[Data entries]
────────────────────

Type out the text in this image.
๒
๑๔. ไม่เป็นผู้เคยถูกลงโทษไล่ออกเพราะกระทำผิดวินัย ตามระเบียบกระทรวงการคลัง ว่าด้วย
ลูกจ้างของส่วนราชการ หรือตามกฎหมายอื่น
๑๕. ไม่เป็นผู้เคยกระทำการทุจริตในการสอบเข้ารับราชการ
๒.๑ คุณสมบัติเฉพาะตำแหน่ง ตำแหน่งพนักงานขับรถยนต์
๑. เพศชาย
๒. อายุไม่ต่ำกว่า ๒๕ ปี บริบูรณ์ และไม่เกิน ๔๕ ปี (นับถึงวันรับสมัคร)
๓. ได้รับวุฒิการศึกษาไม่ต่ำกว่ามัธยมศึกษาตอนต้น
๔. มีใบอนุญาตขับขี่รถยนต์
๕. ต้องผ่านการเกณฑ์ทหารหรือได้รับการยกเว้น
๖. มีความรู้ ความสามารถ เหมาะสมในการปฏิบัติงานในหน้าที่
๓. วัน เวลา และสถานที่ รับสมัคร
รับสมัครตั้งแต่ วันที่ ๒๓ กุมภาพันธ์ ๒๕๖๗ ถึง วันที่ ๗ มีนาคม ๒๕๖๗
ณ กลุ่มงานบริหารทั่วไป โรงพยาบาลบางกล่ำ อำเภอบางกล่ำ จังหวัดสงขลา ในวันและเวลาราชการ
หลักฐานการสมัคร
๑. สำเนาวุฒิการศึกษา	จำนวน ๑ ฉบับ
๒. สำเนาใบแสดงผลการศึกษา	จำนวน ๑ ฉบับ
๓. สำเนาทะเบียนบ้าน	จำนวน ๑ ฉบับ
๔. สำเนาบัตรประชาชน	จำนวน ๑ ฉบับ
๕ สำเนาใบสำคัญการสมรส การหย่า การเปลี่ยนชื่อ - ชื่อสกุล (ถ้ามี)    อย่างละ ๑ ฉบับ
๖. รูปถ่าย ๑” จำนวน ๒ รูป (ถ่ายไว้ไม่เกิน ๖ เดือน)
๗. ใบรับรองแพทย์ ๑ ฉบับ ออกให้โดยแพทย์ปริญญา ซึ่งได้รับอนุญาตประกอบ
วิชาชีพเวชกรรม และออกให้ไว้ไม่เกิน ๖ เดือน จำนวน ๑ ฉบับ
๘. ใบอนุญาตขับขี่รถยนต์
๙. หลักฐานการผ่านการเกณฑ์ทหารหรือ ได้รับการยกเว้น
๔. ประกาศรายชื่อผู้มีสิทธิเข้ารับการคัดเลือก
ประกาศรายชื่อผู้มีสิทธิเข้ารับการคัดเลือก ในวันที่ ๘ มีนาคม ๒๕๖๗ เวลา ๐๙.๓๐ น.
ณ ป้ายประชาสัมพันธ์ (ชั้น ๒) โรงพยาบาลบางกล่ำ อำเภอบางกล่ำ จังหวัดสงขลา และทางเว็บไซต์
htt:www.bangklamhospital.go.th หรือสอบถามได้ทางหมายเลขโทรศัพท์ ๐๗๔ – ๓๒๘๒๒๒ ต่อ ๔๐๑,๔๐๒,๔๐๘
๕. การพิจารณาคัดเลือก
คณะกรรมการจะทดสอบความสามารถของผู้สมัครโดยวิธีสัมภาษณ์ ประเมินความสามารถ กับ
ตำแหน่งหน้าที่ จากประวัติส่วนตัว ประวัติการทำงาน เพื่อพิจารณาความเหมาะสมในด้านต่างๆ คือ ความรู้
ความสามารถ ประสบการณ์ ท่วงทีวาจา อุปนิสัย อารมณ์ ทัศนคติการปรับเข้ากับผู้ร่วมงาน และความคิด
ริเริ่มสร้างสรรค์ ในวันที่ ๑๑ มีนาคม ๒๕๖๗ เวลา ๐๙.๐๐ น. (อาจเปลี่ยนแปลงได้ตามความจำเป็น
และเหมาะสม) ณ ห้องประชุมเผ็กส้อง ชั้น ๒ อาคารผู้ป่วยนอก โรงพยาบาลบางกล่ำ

────────────────────

## PROBLEM DETAILS
Report how many lines of the data contain the word "ทหารหร", using the number alone.

## FULL SOLUTION
2